* Begin *

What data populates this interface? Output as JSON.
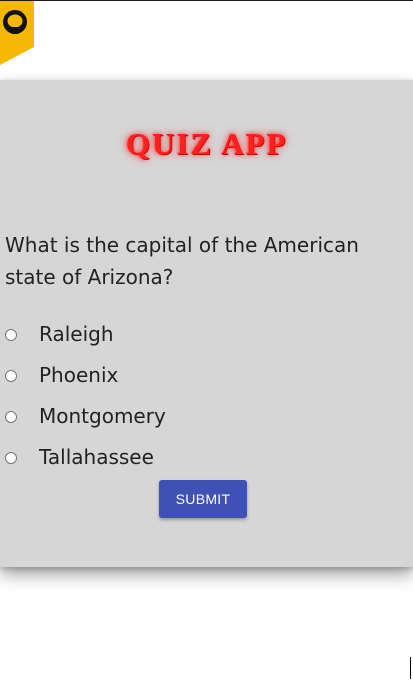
{
  "corner": {
    "icon": "github-icon",
    "colors": {
      "ribbon": "#f5b800",
      "octocat": "#111111"
    }
  },
  "quiz": {
    "title": "QUIZ APP",
    "question": "What is the capital of the American state of Arizona?",
    "options": [
      "Raleigh",
      "Phoenix",
      "Montgomery",
      "Tallahassee"
    ],
    "submit_label": "SUBMIT"
  },
  "colors": {
    "card_background": "#d6d6d6",
    "title": "#ff2020",
    "button": "#3f51b5",
    "text": "#222222"
  }
}
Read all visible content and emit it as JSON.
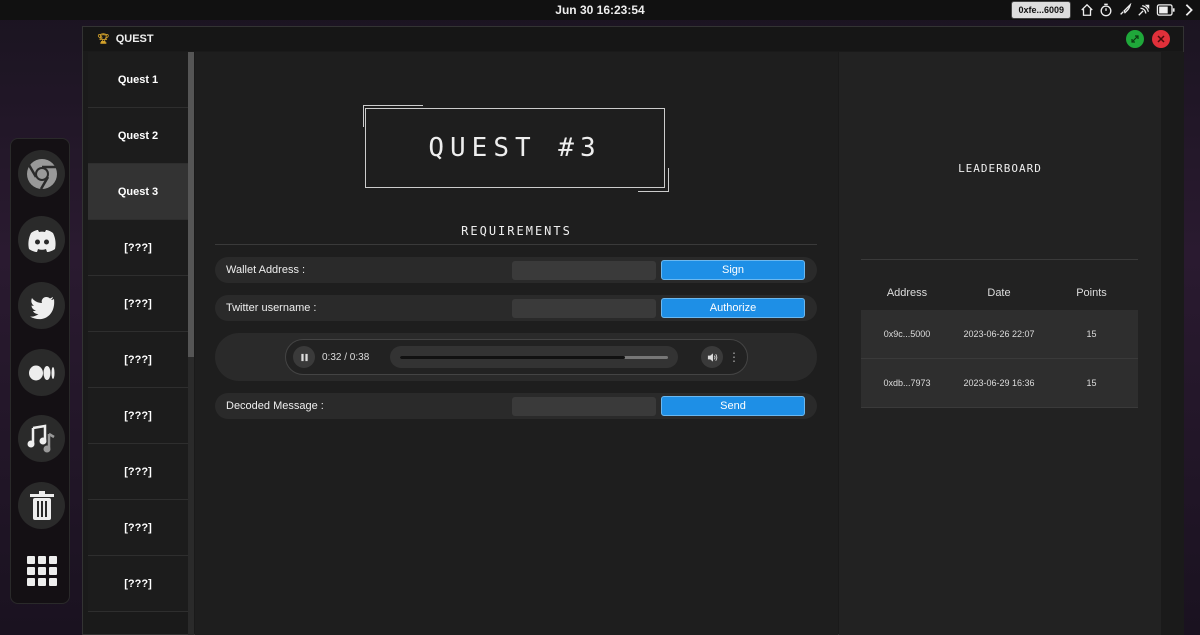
{
  "topbar": {
    "clock": "Jun 30 16:23:54",
    "wallet": "0xfe...6009",
    "icons": [
      "home-icon",
      "timer-icon",
      "rocket-icon",
      "broadcast-icon",
      "battery-icon",
      "chevron-right-icon"
    ]
  },
  "dock": {
    "items": [
      "chrome-icon",
      "discord-icon",
      "twitter-icon",
      "medium-icon",
      "music-icon",
      "trash-icon",
      "apps-grid-icon"
    ]
  },
  "window": {
    "title": "QUEST",
    "trophy_icon": "trophy-icon",
    "accent_colors": {
      "maximize": "#1fa83a",
      "close": "#e0303a",
      "primary_button": "#1e8fe6"
    }
  },
  "quests": [
    {
      "label": "Quest 1",
      "active": false
    },
    {
      "label": "Quest 2",
      "active": false
    },
    {
      "label": "Quest 3",
      "active": true
    },
    {
      "label": "[???]",
      "active": false
    },
    {
      "label": "[???]",
      "active": false
    },
    {
      "label": "[???]",
      "active": false
    },
    {
      "label": "[???]",
      "active": false
    },
    {
      "label": "[???]",
      "active": false
    },
    {
      "label": "[???]",
      "active": false
    },
    {
      "label": "[???]",
      "active": false
    }
  ],
  "main": {
    "quest_title": "QUEST #3",
    "requirements_title": "REQUIREMENTS",
    "wallet_label": "Wallet Address :",
    "wallet_value": "",
    "sign_label": "Sign",
    "twitter_label": "Twitter username :",
    "twitter_value": "",
    "authorize_label": "Authorize",
    "audio_time": "0:32 / 0:38",
    "audio_progress": 0.84,
    "decoded_label": "Decoded Message :",
    "decoded_value": "",
    "send_label": "Send"
  },
  "leaderboard": {
    "title": "LEADERBOARD",
    "columns": [
      "Address",
      "Date",
      "Points"
    ],
    "rows": [
      [
        "0x9c...5000",
        "2023-06-26 22:07",
        "15"
      ],
      [
        "0xdb...7973",
        "2023-06-29 16:36",
        "15"
      ]
    ]
  }
}
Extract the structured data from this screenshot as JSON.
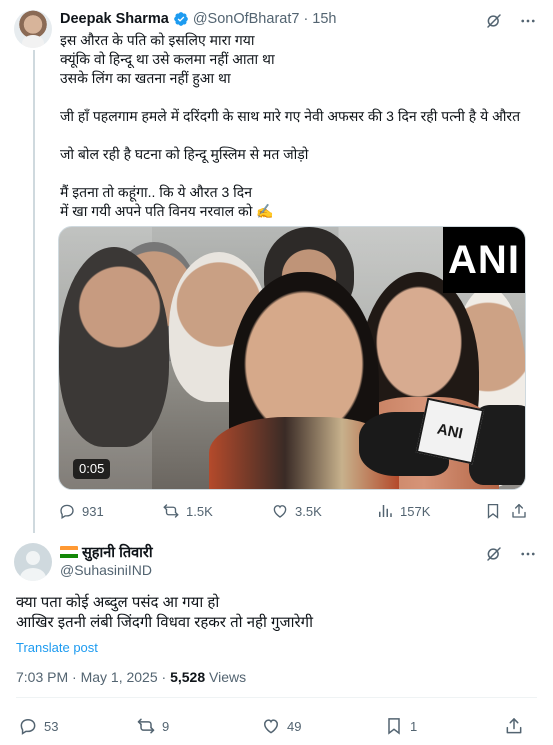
{
  "parent_tweet": {
    "author_name": "Deepak Sharma",
    "handle": "@SonOfBharat7",
    "separator": "·",
    "time": "15h",
    "lines": [
      "इस औरत के पति को इसलिए मारा गया",
      "क्यूंकि वो हिन्दू था उसे कलमा नहीं आता था",
      "उसके लिंग का खतना नहीं हुआ था",
      "",
      "जी हाँ पहलगाम हमले में दरिंदगी के साथ मारे गए नेवी अफसर की 3 दिन रही पत्नी है ये औरत",
      "",
      "जो बोल रही है घटना को हिन्दू मुस्लिम से मत जोड़ो",
      "",
      "मैं इतना तो कहूंगा.. कि ये औरत 3 दिन",
      "में खा गयी अपने पति विनय नरवाल को ✍️"
    ],
    "video": {
      "watermark": "ANI",
      "mic_label": "ANI",
      "duration": "0:05"
    },
    "stats": {
      "replies": "931",
      "reposts": "1.5K",
      "likes": "3.5K",
      "views": "157K"
    }
  },
  "reply_tweet": {
    "author_name": "सुहानी तिवारी",
    "handle": "@SuhasiniIND",
    "lines": [
      "क्या पता कोई अब्दुल पसंद आ गया हो",
      "आखिर इतनी लंबी जिंदगी विधवा रहकर तो नही गुजारेगी"
    ],
    "translate_label": "Translate post",
    "timestamp": "7:03 PM · May 1, 2025 · ",
    "views_count": "5,528",
    "views_label": " Views",
    "stats": {
      "replies": "53",
      "reposts": "9",
      "likes": "49",
      "bookmarks": "1"
    }
  },
  "colors": {
    "accent": "#1d9bf0",
    "secondary_text": "#536471",
    "primary_text": "#0f1419",
    "flag_saffron": "#ff9933",
    "flag_white": "#ffffff",
    "flag_green": "#138808"
  },
  "icons": [
    "verified-badge-icon",
    "grok-icon",
    "more-icon",
    "reply-icon",
    "repost-icon",
    "like-icon",
    "views-icon",
    "bookmark-icon",
    "share-icon",
    "india-flag-icon"
  ]
}
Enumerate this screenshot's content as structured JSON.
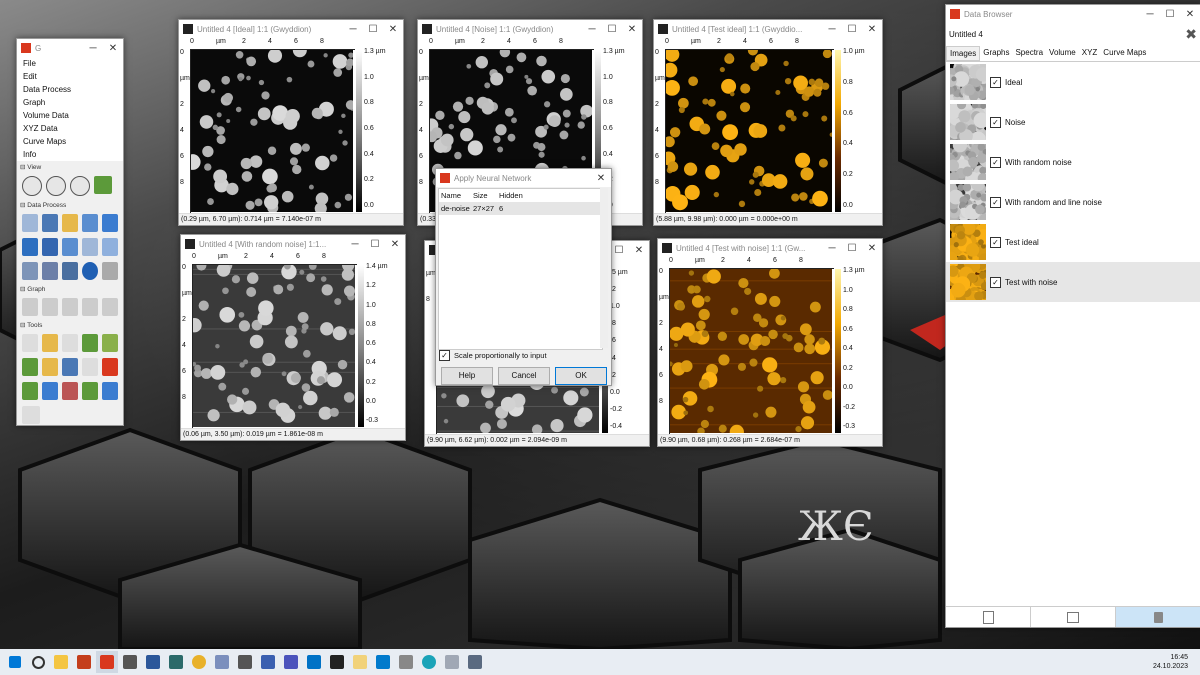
{
  "desktop": {
    "logo": "ЖЄ"
  },
  "gwy_main": {
    "title": "G",
    "menu": [
      "File",
      "Edit",
      "Data Process",
      "Graph",
      "Volume Data",
      "XYZ Data",
      "Curve Maps",
      "Info"
    ],
    "sections": [
      "View",
      "Data Process",
      "Graph",
      "Tools"
    ]
  },
  "image_windows": [
    {
      "title": "Untitled 4 [Ideal] 1:1 (Gwyddion)",
      "status": "(0.29 µm, 6.70 µm): 0.714 µm = 7.140e-07 m",
      "ticks_h": [
        "0",
        "µm",
        "2",
        "4",
        "6",
        "8"
      ],
      "ticks_v": [
        "0",
        "µm",
        "2",
        "4",
        "6",
        "8"
      ],
      "scale": [
        "1.3 µm",
        "1.0",
        "0.8",
        "0.6",
        "0.4",
        "0.2",
        "0.0"
      ],
      "palette": "gray"
    },
    {
      "title": "Untitled 4 [Noise] 1:1 (Gwyddion)",
      "status": "(0.33",
      "ticks_h": [
        "0",
        "µm",
        "2",
        "4",
        "6",
        "8"
      ],
      "ticks_v": [
        "0",
        "µm",
        "2",
        "4",
        "6",
        "8"
      ],
      "scale": [
        "1.3 µm",
        "1.0",
        "0.8",
        "0.6",
        "0.4",
        "0.2",
        "0.0"
      ],
      "palette": "gray"
    },
    {
      "title": "Untitled 4 [Test ideal] 1:1 (Gwyddio...",
      "status": "(5.88 µm, 9.98 µm): 0.000 µm = 0.000e+00 m",
      "ticks_h": [
        "0",
        "µm",
        "2",
        "4",
        "6",
        "8"
      ],
      "ticks_v": [
        "0",
        "µm",
        "2",
        "4",
        "6",
        "8"
      ],
      "scale": [
        "1.0 µm",
        "0.8",
        "0.6",
        "0.4",
        "0.2",
        "0.0"
      ],
      "palette": "gold"
    },
    {
      "title": "Untitled 4 [With random noise] 1:1...",
      "status": "(0.06 µm, 3.50 µm): 0.019 µm = 1.861e-08 m",
      "ticks_h": [
        "0",
        "µm",
        "2",
        "4",
        "6",
        "8"
      ],
      "ticks_v": [
        "0",
        "µm",
        "2",
        "4",
        "6",
        "8"
      ],
      "scale": [
        "1.4 µm",
        "1.2",
        "1.0",
        "0.8",
        "0.6",
        "0.4",
        "0.2",
        "0.0",
        "-0.3"
      ],
      "palette": "gray"
    },
    {
      "title": "",
      "status": "(9.90 µm, 6.62 µm): 0.002 µm = 2.094e-09 m",
      "ticks_h": [],
      "ticks_v": [
        "µm",
        "8"
      ],
      "scale": [
        ".5 µm",
        ".2",
        "1.0",
        ".8",
        ".6",
        ".4",
        ".2",
        "0.0",
        "-0.2",
        "-0.4"
      ],
      "palette": "gray"
    },
    {
      "title": "Untitled 4 [Test with noise] 1:1 (Gw...",
      "status": "(9.90 µm, 0.68 µm): 0.268 µm = 2.684e-07 m",
      "ticks_h": [
        "0",
        "µm",
        "2",
        "4",
        "6",
        "8"
      ],
      "ticks_v": [
        "0",
        "µm",
        "2",
        "4",
        "6",
        "8"
      ],
      "scale": [
        "1.3 µm",
        "1.0",
        "0.8",
        "0.6",
        "0.4",
        "0.2",
        "0.0",
        "-0.2",
        "-0.3"
      ],
      "palette": "gold"
    }
  ],
  "dialog": {
    "title": "Apply Neural Network",
    "columns": [
      "Name",
      "Size",
      "Hidden"
    ],
    "row": {
      "name": "de-noise",
      "size": "27×27",
      "hidden": "6"
    },
    "checkbox": "Scale proportionally to input",
    "help": "Help",
    "cancel": "Cancel",
    "ok": "OK"
  },
  "data_browser": {
    "title": "Data Browser",
    "file": "Untitled 4",
    "tabs": [
      "Images",
      "Graphs",
      "Spectra",
      "Volume",
      "XYZ",
      "Curve Maps"
    ],
    "items": [
      "Ideal",
      "Noise",
      "With random noise",
      "With random and line noise",
      "Test ideal",
      "Test with noise"
    ]
  },
  "taskbar": {
    "time": "16:45",
    "date": "24.10.2023"
  },
  "colors": {
    "gwy_red": "#d9381e",
    "gold": "#f2a800",
    "accent": "#0078d7"
  }
}
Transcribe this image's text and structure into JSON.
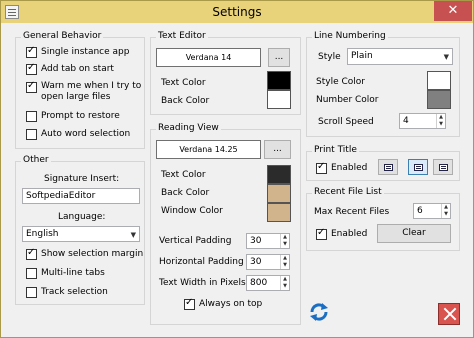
{
  "window": {
    "title": "Settings"
  },
  "general": {
    "label": "General Behavior",
    "items": [
      {
        "label": "Single instance app",
        "checked": true
      },
      {
        "label": "Add tab on start",
        "checked": true
      },
      {
        "label": "Warn me when I try to",
        "label2": "open large files",
        "checked": true
      },
      {
        "label": "Prompt to restore",
        "checked": false
      },
      {
        "label": "Auto word selection",
        "checked": false
      }
    ]
  },
  "other": {
    "label": "Other",
    "signature_label": "Signature Insert:",
    "signature_value": "SoftpediaEditor",
    "language_label": "Language:",
    "language_value": "English",
    "items": [
      {
        "label": "Show selection margin",
        "checked": true
      },
      {
        "label": "Multi-line tabs",
        "checked": false
      },
      {
        "label": "Track selection",
        "checked": false
      }
    ]
  },
  "text_editor": {
    "label": "Text Editor",
    "font": "Verdana 14",
    "browse": "...",
    "text_color_label": "Text Color",
    "back_color_label": "Back Color",
    "text_color": "#000000",
    "back_color": "#ffffff"
  },
  "reading_view": {
    "label": "Reading View",
    "font": "Verdana 14.25",
    "browse": "...",
    "text_color_label": "Text Color",
    "back_color_label": "Back Color",
    "window_color_label": "Window Color",
    "text_color": "#2b2b2b",
    "back_color": "#d2b48c",
    "window_color": "#d2b48c",
    "vpad_label": "Vertical Padding",
    "vpad_value": "30",
    "hpad_label": "Horizontal Padding",
    "hpad_value": "30",
    "width_label": "Text Width in Pixels",
    "width_value": "800",
    "always_on_top": "Always on top"
  },
  "line_numbering": {
    "label": "Line Numbering",
    "style_label": "Style",
    "style_value": "Plain",
    "style_color_label": "Style Color",
    "number_color_label": "Number Color",
    "style_color": "#ffffff",
    "number_color": "#808080",
    "scroll_speed_label": "Scroll Speed",
    "scroll_speed_value": "4"
  },
  "print_title": {
    "label": "Print Title",
    "enabled_label": "Enabled"
  },
  "recent_files": {
    "label": "Recent File List",
    "max_label": "Max Recent Files",
    "max_value": "6",
    "enabled_label": "Enabled",
    "clear_label": "Clear"
  }
}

* End *

Identify the lines above that contain the word "Padding", then copy them.

    "vpad_label": "Vertical Padding",
    "hpad_label": "Horizontal Padding",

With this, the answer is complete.